> **What to produce**
Before copying, set the pictures aside; then repeat every line below verbatim.

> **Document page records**
----------
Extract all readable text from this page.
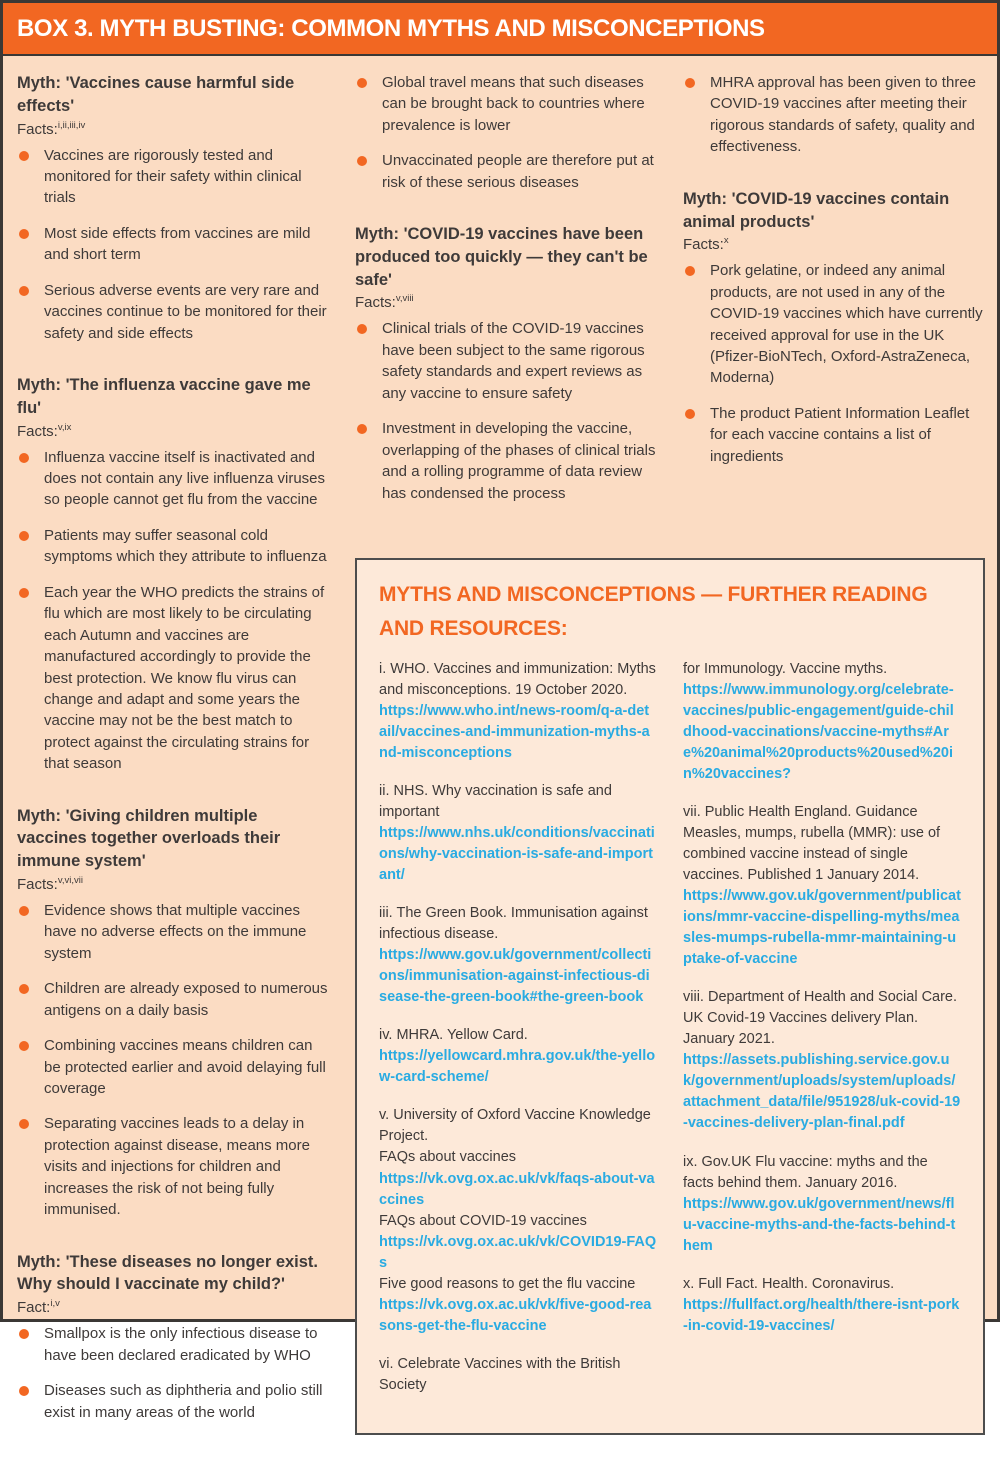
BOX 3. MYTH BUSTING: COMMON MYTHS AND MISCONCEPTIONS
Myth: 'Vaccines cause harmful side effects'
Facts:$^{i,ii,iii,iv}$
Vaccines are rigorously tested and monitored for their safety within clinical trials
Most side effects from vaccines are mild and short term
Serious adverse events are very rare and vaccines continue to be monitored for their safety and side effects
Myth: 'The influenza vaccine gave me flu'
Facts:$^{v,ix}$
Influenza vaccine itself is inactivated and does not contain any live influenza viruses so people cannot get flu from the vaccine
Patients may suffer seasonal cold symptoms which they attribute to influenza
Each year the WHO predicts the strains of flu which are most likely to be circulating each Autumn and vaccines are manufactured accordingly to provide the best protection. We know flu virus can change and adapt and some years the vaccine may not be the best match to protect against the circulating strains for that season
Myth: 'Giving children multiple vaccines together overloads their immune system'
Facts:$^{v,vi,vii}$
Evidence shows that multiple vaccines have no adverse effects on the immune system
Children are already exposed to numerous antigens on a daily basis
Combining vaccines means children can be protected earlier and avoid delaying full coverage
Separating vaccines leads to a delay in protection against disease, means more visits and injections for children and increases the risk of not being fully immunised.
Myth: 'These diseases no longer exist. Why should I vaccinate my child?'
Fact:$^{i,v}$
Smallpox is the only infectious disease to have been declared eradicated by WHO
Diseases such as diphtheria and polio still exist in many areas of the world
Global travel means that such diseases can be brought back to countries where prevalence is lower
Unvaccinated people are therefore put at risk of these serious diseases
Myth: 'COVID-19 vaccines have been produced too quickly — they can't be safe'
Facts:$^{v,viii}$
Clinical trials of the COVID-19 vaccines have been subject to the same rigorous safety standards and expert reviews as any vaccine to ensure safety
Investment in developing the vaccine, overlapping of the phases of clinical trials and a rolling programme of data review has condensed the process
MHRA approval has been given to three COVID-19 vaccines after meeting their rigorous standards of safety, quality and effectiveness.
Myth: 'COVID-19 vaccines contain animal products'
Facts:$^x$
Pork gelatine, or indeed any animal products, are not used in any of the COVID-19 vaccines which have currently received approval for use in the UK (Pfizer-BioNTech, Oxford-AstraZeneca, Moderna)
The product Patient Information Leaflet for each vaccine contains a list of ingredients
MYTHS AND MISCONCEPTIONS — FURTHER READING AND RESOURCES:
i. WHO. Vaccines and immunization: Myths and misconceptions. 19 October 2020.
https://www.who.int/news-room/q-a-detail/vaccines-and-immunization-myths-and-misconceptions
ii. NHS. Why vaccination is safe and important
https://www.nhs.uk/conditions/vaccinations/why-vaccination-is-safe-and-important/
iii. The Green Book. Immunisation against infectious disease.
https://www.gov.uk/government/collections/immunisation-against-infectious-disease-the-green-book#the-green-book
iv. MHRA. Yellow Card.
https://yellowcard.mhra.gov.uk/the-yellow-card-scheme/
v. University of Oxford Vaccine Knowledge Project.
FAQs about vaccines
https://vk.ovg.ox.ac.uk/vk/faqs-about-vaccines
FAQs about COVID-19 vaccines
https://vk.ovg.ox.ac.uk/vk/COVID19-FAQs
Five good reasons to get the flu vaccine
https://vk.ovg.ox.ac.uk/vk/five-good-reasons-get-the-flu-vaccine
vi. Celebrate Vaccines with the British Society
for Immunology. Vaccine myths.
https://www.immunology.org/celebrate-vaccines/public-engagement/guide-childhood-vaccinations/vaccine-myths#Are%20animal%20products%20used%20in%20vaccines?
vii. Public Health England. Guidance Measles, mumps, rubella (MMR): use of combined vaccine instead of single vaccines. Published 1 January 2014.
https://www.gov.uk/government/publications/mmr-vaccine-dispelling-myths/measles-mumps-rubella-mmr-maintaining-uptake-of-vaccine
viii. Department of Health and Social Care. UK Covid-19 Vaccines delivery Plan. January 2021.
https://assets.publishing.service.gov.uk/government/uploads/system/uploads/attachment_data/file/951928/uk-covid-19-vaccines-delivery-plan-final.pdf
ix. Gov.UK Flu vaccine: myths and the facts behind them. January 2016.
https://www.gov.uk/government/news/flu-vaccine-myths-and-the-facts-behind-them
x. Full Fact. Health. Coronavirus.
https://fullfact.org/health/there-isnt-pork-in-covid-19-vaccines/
----------
> **Result of this exercise**
Extract all readable text from this page.
BOX 3. MYTH BUSTING: COMMON MYTHS AND MISCONCEPTIONS
Myth: 'Vaccines cause harmful side effects'
Facts:$^{i,ii,iii,iv}$
Vaccines are rigorously tested and monitored for their safety within clinical trials
Most side effects from vaccines are mild and short term
Serious adverse events are very rare and vaccines continue to be monitored for their safety and side effects
Myth: 'The influenza vaccine gave me flu'
Facts:$^{v,ix}$
Influenza vaccine itself is inactivated and does not contain any live influenza viruses so people cannot get flu from the vaccine
Patients may suffer seasonal cold symptoms which they attribute to influenza
Each year the WHO predicts the strains of flu which are most likely to be circulating each Autumn and vaccines are manufactured accordingly to provide the best protection. We know flu virus can change and adapt and some years the vaccine may not be the best match to protect against the circulating strains for that season
Myth: 'Giving children multiple vaccines together overloads their immune system'
Facts:$^{v,vi,vii}$
Evidence shows that multiple vaccines have no adverse effects on the immune system
Children are already exposed to numerous antigens on a daily basis
Combining vaccines means children can be protected earlier and avoid delaying full coverage
Separating vaccines leads to a delay in protection against disease, means more visits and injections for children and increases the risk of not being fully immunised.
Myth: 'These diseases no longer exist. Why should I vaccinate my child?'
Fact:$^{i,v}$
Smallpox is the only infectious disease to have been declared eradicated by WHO
Diseases such as diphtheria and polio still exist in many areas of the world
Global travel means that such diseases can be brought back to countries where prevalence is lower
Unvaccinated people are therefore put at risk of these serious diseases
Myth: 'COVID-19 vaccines have been produced too quickly — they can't be safe'
Facts:$^{v,viii}$
Clinical trials of the COVID-19 vaccines have been subject to the same rigorous safety standards and expert reviews as any vaccine to ensure safety
Investment in developing the vaccine, overlapping of the phases of clinical trials and a rolling programme of data review has condensed the process
MHRA approval has been given to three COVID-19 vaccines after meeting their rigorous standards of safety, quality and effectiveness.
Myth: 'COVID-19 vaccines contain animal products'
Facts:$^x$
Pork gelatine, or indeed any animal products, are not used in any of the COVID-19 vaccines which have currently received approval for use in the UK (Pfizer-BioNTech, Oxford-AstraZeneca, Moderna)
The product Patient Information Leaflet for each vaccine contains a list of ingredients
MYTHS AND MISCONCEPTIONS — FURTHER READING AND RESOURCES:
i. WHO. Vaccines and immunization: Myths and misconceptions. 19 October 2020.
https://www.who.int/news-room/q-a-detail/vaccines-and-immunization-myths-and-misconceptions
ii. NHS. Why vaccination is safe and important
https://www.nhs.uk/conditions/vaccinations/why-vaccination-is-safe-and-important/
iii. The Green Book. Immunisation against infectious disease.
https://www.gov.uk/government/collections/immunisation-against-infectious-disease-the-green-book#the-green-book
iv. MHRA. Yellow Card.
https://yellowcard.mhra.gov.uk/the-yellow-card-scheme/
v. University of Oxford Vaccine Knowledge Project.
FAQs about vaccines
https://vk.ovg.ox.ac.uk/vk/faqs-about-vaccines
FAQs about COVID-19 vaccines
https://vk.ovg.ox.ac.uk/vk/COVID19-FAQs
Five good reasons to get the flu vaccine
https://vk.ovg.ox.ac.uk/vk/five-good-reasons-get-the-flu-vaccine
vi. Celebrate Vaccines with the British Society
for Immunology. Vaccine myths.
https://www.immunology.org/celebrate-vaccines/public-engagement/guide-childhood-vaccinations/vaccine-myths#Are%20animal%20products%20used%20in%20vaccines?
vii. Public Health England. Guidance Measles, mumps, rubella (MMR): use of combined vaccine instead of single vaccines. Published 1 January 2014.
https://www.gov.uk/government/publications/mmr-vaccine-dispelling-myths/measles-mumps-rubella-mmr-maintaining-uptake-of-vaccine
viii. Department of Health and Social Care. UK Covid-19 Vaccines delivery Plan. January 2021.
https://assets.publishing.service.gov.uk/government/uploads/system/uploads/attachment_data/file/951928/uk-covid-19-vaccines-delivery-plan-final.pdf
ix. Gov.UK Flu vaccine: myths and the facts behind them. January 2016.
https://www.gov.uk/government/news/flu-vaccine-myths-and-the-facts-behind-them
x. Full Fact. Health. Coronavirus.
https://fullfact.org/health/there-isnt-pork-in-covid-19-vaccines/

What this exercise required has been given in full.